Below are records to repeat exactly. Omit the pictures from the copy.

--- START OF Given information ---

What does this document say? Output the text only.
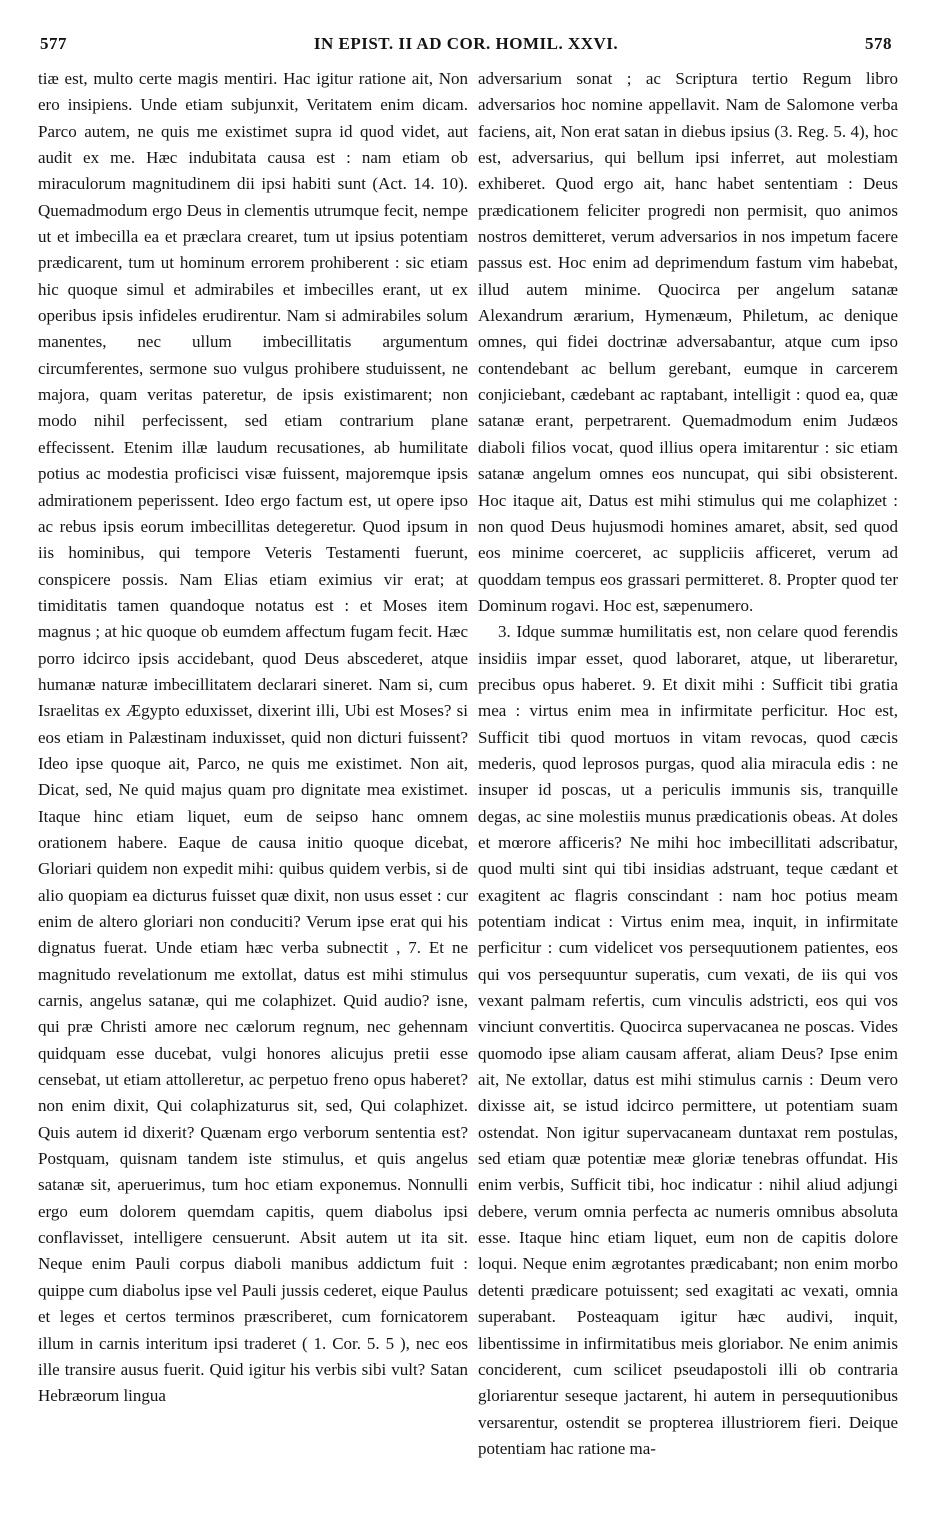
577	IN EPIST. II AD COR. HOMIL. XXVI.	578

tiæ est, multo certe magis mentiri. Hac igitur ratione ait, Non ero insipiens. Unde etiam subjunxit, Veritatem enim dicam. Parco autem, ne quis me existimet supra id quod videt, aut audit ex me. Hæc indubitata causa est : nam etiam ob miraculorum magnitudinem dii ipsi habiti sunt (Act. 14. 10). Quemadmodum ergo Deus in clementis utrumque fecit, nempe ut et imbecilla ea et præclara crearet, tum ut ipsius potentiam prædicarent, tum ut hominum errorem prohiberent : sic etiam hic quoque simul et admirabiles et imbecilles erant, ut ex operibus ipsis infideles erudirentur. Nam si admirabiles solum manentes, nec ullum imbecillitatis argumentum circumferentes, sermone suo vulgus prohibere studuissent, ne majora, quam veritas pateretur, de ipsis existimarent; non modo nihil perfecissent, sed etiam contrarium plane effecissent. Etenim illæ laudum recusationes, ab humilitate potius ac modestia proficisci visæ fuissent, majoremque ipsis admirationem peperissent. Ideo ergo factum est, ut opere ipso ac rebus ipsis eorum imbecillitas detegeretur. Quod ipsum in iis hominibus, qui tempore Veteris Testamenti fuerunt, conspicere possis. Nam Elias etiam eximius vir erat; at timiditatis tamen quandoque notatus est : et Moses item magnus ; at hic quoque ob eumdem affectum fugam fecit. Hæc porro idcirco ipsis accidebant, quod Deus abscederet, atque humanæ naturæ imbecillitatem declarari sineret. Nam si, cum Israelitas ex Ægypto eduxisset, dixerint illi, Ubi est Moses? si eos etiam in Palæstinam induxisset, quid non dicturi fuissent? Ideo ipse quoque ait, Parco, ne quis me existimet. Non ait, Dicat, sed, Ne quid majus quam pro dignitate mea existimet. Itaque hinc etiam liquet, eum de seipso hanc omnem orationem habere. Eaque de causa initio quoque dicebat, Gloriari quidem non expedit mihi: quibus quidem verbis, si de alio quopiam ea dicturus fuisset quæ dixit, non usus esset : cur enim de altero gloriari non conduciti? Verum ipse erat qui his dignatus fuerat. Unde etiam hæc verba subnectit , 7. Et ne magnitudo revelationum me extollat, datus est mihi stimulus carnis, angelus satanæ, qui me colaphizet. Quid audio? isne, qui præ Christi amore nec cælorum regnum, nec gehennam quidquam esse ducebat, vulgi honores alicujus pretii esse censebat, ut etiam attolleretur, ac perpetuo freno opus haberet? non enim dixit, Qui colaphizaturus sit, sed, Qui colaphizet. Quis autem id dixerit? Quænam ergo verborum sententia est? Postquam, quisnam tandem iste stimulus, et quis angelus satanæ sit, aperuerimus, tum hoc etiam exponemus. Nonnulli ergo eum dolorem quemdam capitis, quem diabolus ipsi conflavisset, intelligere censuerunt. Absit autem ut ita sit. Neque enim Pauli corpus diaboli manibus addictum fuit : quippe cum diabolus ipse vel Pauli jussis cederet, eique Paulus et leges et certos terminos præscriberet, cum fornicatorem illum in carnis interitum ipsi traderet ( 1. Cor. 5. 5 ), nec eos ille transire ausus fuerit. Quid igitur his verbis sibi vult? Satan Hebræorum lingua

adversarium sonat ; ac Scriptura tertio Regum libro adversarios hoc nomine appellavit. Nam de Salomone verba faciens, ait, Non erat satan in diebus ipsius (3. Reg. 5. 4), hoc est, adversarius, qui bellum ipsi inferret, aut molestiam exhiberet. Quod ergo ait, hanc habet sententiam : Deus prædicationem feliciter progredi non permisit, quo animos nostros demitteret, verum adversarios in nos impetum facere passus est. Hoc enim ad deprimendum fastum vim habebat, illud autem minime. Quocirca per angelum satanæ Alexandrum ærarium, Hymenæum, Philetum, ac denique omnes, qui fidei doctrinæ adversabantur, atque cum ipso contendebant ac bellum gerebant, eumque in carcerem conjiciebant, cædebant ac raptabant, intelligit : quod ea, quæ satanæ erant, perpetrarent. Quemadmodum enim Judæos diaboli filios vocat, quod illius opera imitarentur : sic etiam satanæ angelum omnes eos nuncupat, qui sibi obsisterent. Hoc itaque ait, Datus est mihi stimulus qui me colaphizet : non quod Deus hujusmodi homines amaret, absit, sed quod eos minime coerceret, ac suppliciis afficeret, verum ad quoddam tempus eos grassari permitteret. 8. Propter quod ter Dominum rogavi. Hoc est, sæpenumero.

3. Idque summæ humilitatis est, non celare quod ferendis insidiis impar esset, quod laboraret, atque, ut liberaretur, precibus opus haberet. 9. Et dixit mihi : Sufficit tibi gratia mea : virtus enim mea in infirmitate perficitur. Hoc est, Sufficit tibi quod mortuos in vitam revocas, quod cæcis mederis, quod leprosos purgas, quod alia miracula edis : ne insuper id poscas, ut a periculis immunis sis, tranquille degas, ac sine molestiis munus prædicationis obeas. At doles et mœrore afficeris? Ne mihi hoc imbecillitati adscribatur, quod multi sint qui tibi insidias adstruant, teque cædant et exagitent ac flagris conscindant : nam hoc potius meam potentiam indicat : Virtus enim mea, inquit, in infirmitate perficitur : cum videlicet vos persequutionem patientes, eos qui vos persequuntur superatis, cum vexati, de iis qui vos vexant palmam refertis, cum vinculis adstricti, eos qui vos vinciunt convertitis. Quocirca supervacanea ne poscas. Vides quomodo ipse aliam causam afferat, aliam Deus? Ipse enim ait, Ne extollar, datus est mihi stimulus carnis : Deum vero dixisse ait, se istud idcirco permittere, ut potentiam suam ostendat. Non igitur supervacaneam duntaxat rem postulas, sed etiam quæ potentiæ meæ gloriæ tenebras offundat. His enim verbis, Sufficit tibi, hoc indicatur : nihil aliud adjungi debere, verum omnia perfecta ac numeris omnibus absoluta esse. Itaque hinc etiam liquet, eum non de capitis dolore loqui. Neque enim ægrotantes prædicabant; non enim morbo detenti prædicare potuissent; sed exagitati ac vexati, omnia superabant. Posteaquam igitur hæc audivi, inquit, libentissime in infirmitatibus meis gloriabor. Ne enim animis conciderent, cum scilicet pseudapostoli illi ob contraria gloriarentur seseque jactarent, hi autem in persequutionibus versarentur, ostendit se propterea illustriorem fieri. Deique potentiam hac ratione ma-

--- END OF Given information ---

_Finished answer_
What does this document say? Output the text only.
577	IN EPIST. II AD COR. HOMIL. XXVI.	578

tiæ est, multo certe magis mentiri. Hac igitur ratione ait, Non ero insipiens. Unde etiam subjunxit, Veritatem enim dicam. Parco autem, ne quis me existimet supra id quod videt, aut audit ex me. Hæc indubitata causa est : nam etiam ob miraculorum magnitudinem dii ipsi habiti sunt (Act. 14. 10). Quemadmodum ergo Deus in clementis utrumque fecit, nempe ut et imbecilla ea et præclara crearet, tum ut ipsius potentiam prædicarent, tum ut hominum errorem prohiberent : sic etiam hic quoque simul et admirabiles et imbecilles erant, ut ex operibus ipsis infideles erudirentur. Nam si admirabiles solum manentes, nec ullum imbecillitatis argumentum circumferentes, sermone suo vulgus prohibere studuissent, ne majora, quam veritas pateretur, de ipsis existimarent; non modo nihil perfecissent, sed etiam contrarium plane effecissent. Etenim illæ laudum recusationes, ab humilitate potius ac modestia proficisci visæ fuissent, majoremque ipsis admirationem peperissent. Ideo ergo factum est, ut opere ipso ac rebus ipsis eorum imbecillitas detegeretur. Quod ipsum in iis hominibus, qui tempore Veteris Testamenti fuerunt, conspicere possis. Nam Elias etiam eximius vir erat; at timiditatis tamen quandoque notatus est : et Moses item magnus ; at hic quoque ob eumdem affectum fugam fecit. Hæc porro idcirco ipsis accidebant, quod Deus abscederet, atque humanæ naturæ imbecillitatem declarari sineret. Nam si, cum Israelitas ex Ægypto eduxisset, dixerint illi, Ubi est Moses? si eos etiam in Palæstinam induxisset, quid non dicturi fuissent? Ideo ipse quoque ait, Parco, ne quis me existimet. Non ait, Dicat, sed, Ne quid majus quam pro dignitate mea existimet. Itaque hinc etiam liquet, eum de seipso hanc omnem orationem habere. Eaque de causa initio quoque dicebat, Gloriari quidem non expedit mihi: quibus quidem verbis, si de alio quopiam ea dicturus fuisset quæ dixit, non usus esset : cur enim de altero gloriari non conduciti? Verum ipse erat qui his dignatus fuerat. Unde etiam hæc verba subnectit , 7. Et ne magnitudo revelationum me extollat, datus est mihi stimulus carnis, angelus satanæ, qui me colaphizet. Quid audio? isne, qui præ Christi amore nec cælorum regnum, nec gehennam quidquam esse ducebat, vulgi honores alicujus pretii esse censebat, ut etiam attolleretur, ac perpetuo freno opus haberet? non enim dixit, Qui colaphizaturus sit, sed, Qui colaphizet. Quis autem id dixerit? Quænam ergo verborum sententia est? Postquam, quisnam tandem iste stimulus, et quis angelus satanæ sit, aperuerimus, tum hoc etiam exponemus. Nonnulli ergo eum dolorem quemdam capitis, quem diabolus ipsi conflavisset, intelligere censuerunt. Absit autem ut ita sit. Neque enim Pauli corpus diaboli manibus addictum fuit : quippe cum diabolus ipse vel Pauli jussis cederet, eique Paulus et leges et certos terminos præscriberet, cum fornicatorem illum in carnis interitum ipsi traderet ( 1. Cor. 5. 5 ), nec eos ille transire ausus fuerit. Quid igitur his verbis sibi vult? Satan Hebræorum lingua

adversarium sonat ; ac Scriptura tertio Regum libro adversarios hoc nomine appellavit. Nam de Salomone verba faciens, ait, Non erat satan in diebus ipsius (3. Reg. 5. 4), hoc est, adversarius, qui bellum ipsi inferret, aut molestiam exhiberet. Quod ergo ait, hanc habet sententiam : Deus prædicationem feliciter progredi non permisit, quo animos nostros demitteret, verum adversarios in nos impetum facere passus est. Hoc enim ad deprimendum fastum vim habebat, illud autem minime. Quocirca per angelum satanæ Alexandrum ærarium, Hymenæum, Philetum, ac denique omnes, qui fidei doctrinæ adversabantur, atque cum ipso contendebant ac bellum gerebant, eumque in carcerem conjiciebant, cædebant ac raptabant, intelligit : quod ea, quæ satanæ erant, perpetrarent. Quemadmodum enim Judæos diaboli filios vocat, quod illius opera imitarentur : sic etiam satanæ angelum omnes eos nuncupat, qui sibi obsisterent. Hoc itaque ait, Datus est mihi stimulus qui me colaphizet : non quod Deus hujusmodi homines amaret, absit, sed quod eos minime coerceret, ac suppliciis afficeret, verum ad quoddam tempus eos grassari permitteret. 8. Propter quod ter Dominum rogavi. Hoc est, sæpenumero.

3. Idque summæ humilitatis est, non celare quod ferendis insidiis impar esset, quod laboraret, atque, ut liberaretur, precibus opus haberet. 9. Et dixit mihi : Sufficit tibi gratia mea : virtus enim mea in infirmitate perficitur. Hoc est, Sufficit tibi quod mortuos in vitam revocas, quod cæcis mederis, quod leprosos purgas, quod alia miracula edis : ne insuper id poscas, ut a periculis immunis sis, tranquille degas, ac sine molestiis munus prædicationis obeas. At doles et mœrore afficeris? Ne mihi hoc imbecillitati adscribatur, quod multi sint qui tibi insidias adstruant, teque cædant et exagitent ac flagris conscindant : nam hoc potius meam potentiam indicat : Virtus enim mea, inquit, in infirmitate perficitur : cum videlicet vos persequutionem patientes, eos qui vos persequuntur superatis, cum vexati, de iis qui vos vexant palmam refertis, cum vinculis adstricti, eos qui vos vinciunt convertitis. Quocirca supervacanea ne poscas. Vides quomodo ipse aliam causam afferat, aliam Deus? Ipse enim ait, Ne extollar, datus est mihi stimulus carnis : Deum vero dixisse ait, se istud idcirco permittere, ut potentiam suam ostendat. Non igitur supervacaneam duntaxat rem postulas, sed etiam quæ potentiæ meæ gloriæ tenebras offundat. His enim verbis, Sufficit tibi, hoc indicatur : nihil aliud adjungi debere, verum omnia perfecta ac numeris omnibus absoluta esse. Itaque hinc etiam liquet, eum non de capitis dolore loqui. Neque enim ægrotantes prædicabant; non enim morbo detenti prædicare potuissent; sed exagitati ac vexati, omnia superabant. Posteaquam igitur hæc audivi, inquit, libentissime in infirmitatibus meis gloriabor. Ne enim animis conciderent, cum scilicet pseudapostoli illi ob contraria gloriarentur seseque jactarent, hi autem in persequutionibus versarentur, ostendit se propterea illustriorem fieri. Deique potentiam hac ratione ma-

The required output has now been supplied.